Task objective >>
Each entry here needs to be set down again exactly, please; pictures are left out.

## START Recorded information

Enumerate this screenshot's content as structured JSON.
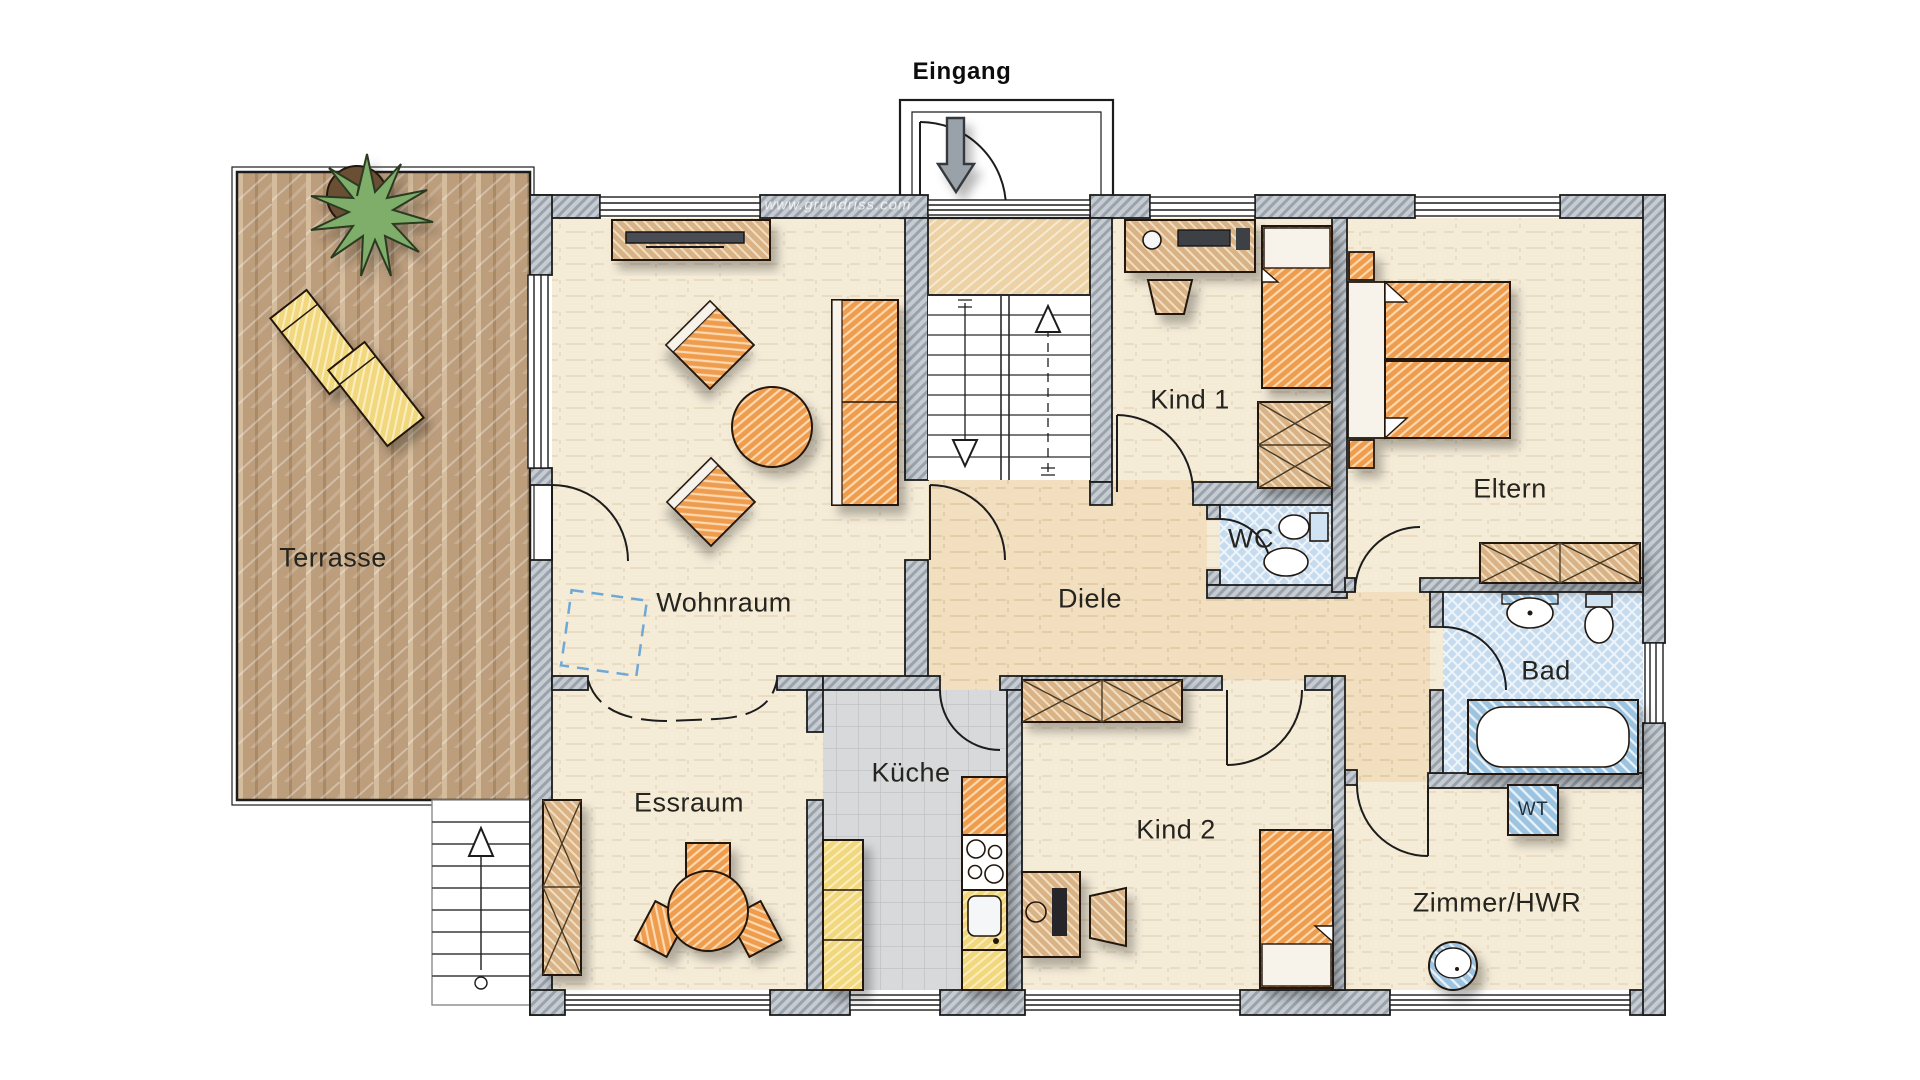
{
  "plan": {
    "entrance_label": "Eingang",
    "watermark": "www.grundriss.com",
    "rooms": {
      "terrasse": {
        "label": "Terrasse"
      },
      "wohnraum": {
        "label": "Wohnraum"
      },
      "diele": {
        "label": "Diele"
      },
      "kind1": {
        "label": "Kind 1"
      },
      "eltern": {
        "label": "Eltern"
      },
      "wc": {
        "label": "WC"
      },
      "bad": {
        "label": "Bad"
      },
      "essraum": {
        "label": "Essraum"
      },
      "kueche": {
        "label": "Küche"
      },
      "kind2": {
        "label": "Kind 2"
      },
      "zimmer_hwr": {
        "label": "Zimmer/HWR"
      }
    },
    "appliances": {
      "wt": {
        "label": "WT"
      }
    },
    "colors": {
      "wall_gray": "#c2c8ce",
      "floor_cream": "#f5ecd8",
      "floor_warm": "#f1dfc0",
      "terrace_brown": "#bc9e7d",
      "furniture_orange": "#ee9c4e",
      "furniture_tan": "#d9b285",
      "bath_blue": "#c6dbee",
      "kitchen_yellow": "#f1d87e",
      "tile_gray": "#d8d9db",
      "plant_green": "#7fae6a",
      "line_black": "#1c1c1c"
    }
  }
}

## END Recorded information

Written solution >>
Enumerate this screenshot's content as structured JSON.
{
  "plan": {
    "entrance_label": "Eingang",
    "watermark": "www.grundriss.com",
    "rooms": {
      "terrasse": {
        "label": "Terrasse"
      },
      "wohnraum": {
        "label": "Wohnraum"
      },
      "diele": {
        "label": "Diele"
      },
      "kind1": {
        "label": "Kind 1"
      },
      "eltern": {
        "label": "Eltern"
      },
      "wc": {
        "label": "WC"
      },
      "bad": {
        "label": "Bad"
      },
      "essraum": {
        "label": "Essraum"
      },
      "kueche": {
        "label": "Küche"
      },
      "kind2": {
        "label": "Kind 2"
      },
      "zimmer_hwr": {
        "label": "Zimmer/HWR"
      }
    },
    "appliances": {
      "wt": {
        "label": "WT"
      }
    },
    "colors": {
      "wall_gray": "#c2c8ce",
      "floor_cream": "#f5ecd8",
      "floor_warm": "#f1dfc0",
      "terrace_brown": "#bc9e7d",
      "furniture_orange": "#ee9c4e",
      "furniture_tan": "#d9b285",
      "bath_blue": "#c6dbee",
      "kitchen_yellow": "#f1d87e",
      "tile_gray": "#d8d9db",
      "plant_green": "#7fae6a",
      "line_black": "#1c1c1c"
    }
  }
}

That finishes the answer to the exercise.